The entries below contain pictures. Retype everything except those pictures, exactly as given.

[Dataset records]
------------------------------------------------------------------------

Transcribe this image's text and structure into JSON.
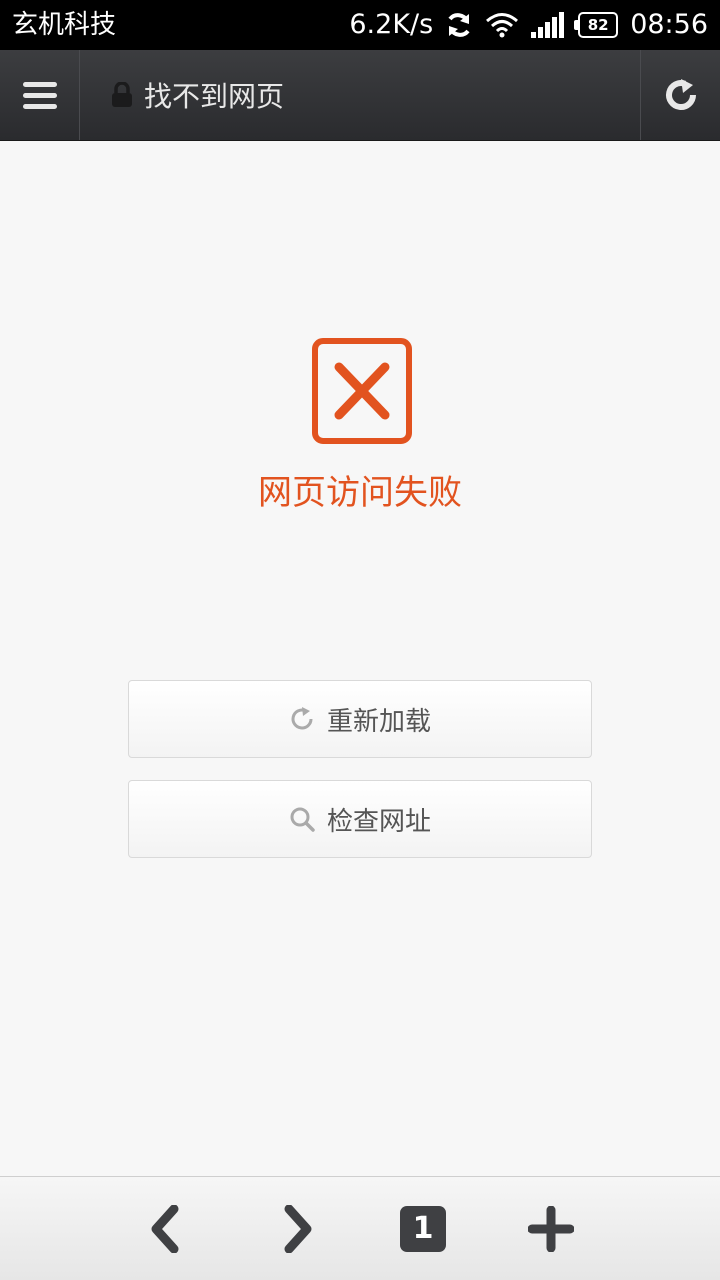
{
  "status_bar": {
    "carrier": "玄机科技",
    "speed": "6.2K/s",
    "battery": "82",
    "time": "08:56"
  },
  "title_bar": {
    "title": "找不到网页"
  },
  "error": {
    "message": "网页访问失败",
    "color": "#e2531f"
  },
  "actions": {
    "reload_label": "重新加载",
    "check_label": "检查网址"
  },
  "bottom_bar": {
    "tab_count": "1"
  }
}
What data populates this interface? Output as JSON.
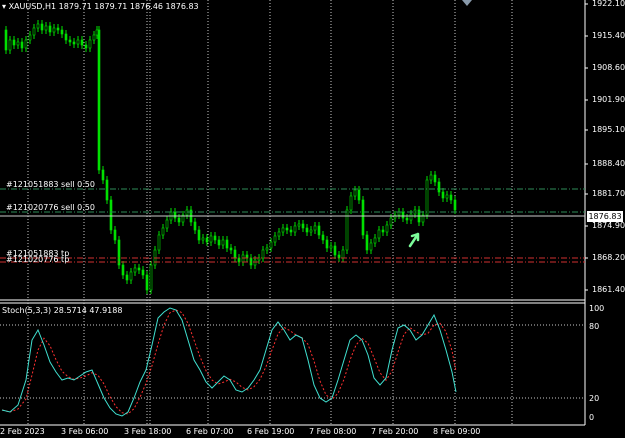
{
  "header": {
    "symbol_tf": "XAUUSD,H1",
    "ohlc": "1879.71 1879.71 1876.46 1876.83"
  },
  "price_axis": {
    "ticks": [
      "1922.10",
      "1915.40",
      "1908.60",
      "1901.90",
      "1895.10",
      "1888.40",
      "1881.70",
      "1874.90",
      "1868.20",
      "1861.40"
    ],
    "current_price": "1876.83"
  },
  "orders": [
    {
      "label": "#121051883 sell 0.50",
      "type": "sell"
    },
    {
      "label": "#121020776 sell 0.50",
      "type": "sell"
    },
    {
      "label": "#121051883 tp",
      "type": "tp"
    },
    {
      "label": "#121020776 tp",
      "type": "tp"
    }
  ],
  "stoch": {
    "title": "Stoch(5,3,3) 28.5714 47.9188",
    "ticks": [
      "100",
      "80",
      "20",
      "0"
    ],
    "main_color": "#40e0d0",
    "signal_color": "#ff3030"
  },
  "time_axis": {
    "labels": [
      "2 Feb 2023",
      "3 Feb 06:00",
      "3 Feb 18:00",
      "6 Feb 07:00",
      "6 Feb 19:00",
      "7 Feb 08:00",
      "7 Feb 20:00",
      "8 Feb 09:00"
    ]
  },
  "colors": {
    "bull": "#00e000",
    "bear": "#00e000",
    "order_line": "#2e8b57",
    "tp_line": "#d03030",
    "arrow": "#7cfc9a"
  }
}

------------------------------------------------------------------------

_Written answer_.
Transcribe this image's text and structure into JSON.
{
  "status_bar": {
    "carrier": "玄机科技",
    "speed": "6.2K/s",
    "battery": "82",
    "time": "08:56"
  },
  "title_bar": {
    "title": "找不到网页"
  },
  "error": {
    "message": "网页访问失败",
    "color": "#e2531f"
  },
  "actions": {
    "reload_label": "重新加载",
    "check_label": "检查网址"
  },
  "bottom_bar": {
    "tab_count": "1"
  }
}
What data populates this interface? Output as JSON.
{
  "header": {
    "symbol_tf": "XAUUSD,H1",
    "ohlc": "1879.71 1879.71 1876.46 1876.83"
  },
  "price_axis": {
    "ticks": [
      "1922.10",
      "1915.40",
      "1908.60",
      "1901.90",
      "1895.10",
      "1888.40",
      "1881.70",
      "1874.90",
      "1868.20",
      "1861.40"
    ],
    "current_price": "1876.83"
  },
  "orders": [
    {
      "label": "#121051883 sell 0.50",
      "type": "sell"
    },
    {
      "label": "#121020776 sell 0.50",
      "type": "sell"
    },
    {
      "label": "#121051883 tp",
      "type": "tp"
    },
    {
      "label": "#121020776 tp",
      "type": "tp"
    }
  ],
  "stoch": {
    "title": "Stoch(5,3,3) 28.5714 47.9188",
    "ticks": [
      "100",
      "80",
      "20",
      "0"
    ],
    "main_color": "#40e0d0",
    "signal_color": "#ff3030"
  },
  "time_axis": {
    "labels": [
      "2 Feb 2023",
      "3 Feb 06:00",
      "3 Feb 18:00",
      "6 Feb 07:00",
      "6 Feb 19:00",
      "7 Feb 08:00",
      "7 Feb 20:00",
      "8 Feb 09:00"
    ]
  },
  "colors": {
    "bull": "#00e000",
    "bear": "#00e000",
    "order_line": "#2e8b57",
    "tp_line": "#d03030",
    "arrow": "#7cfc9a"
  }
}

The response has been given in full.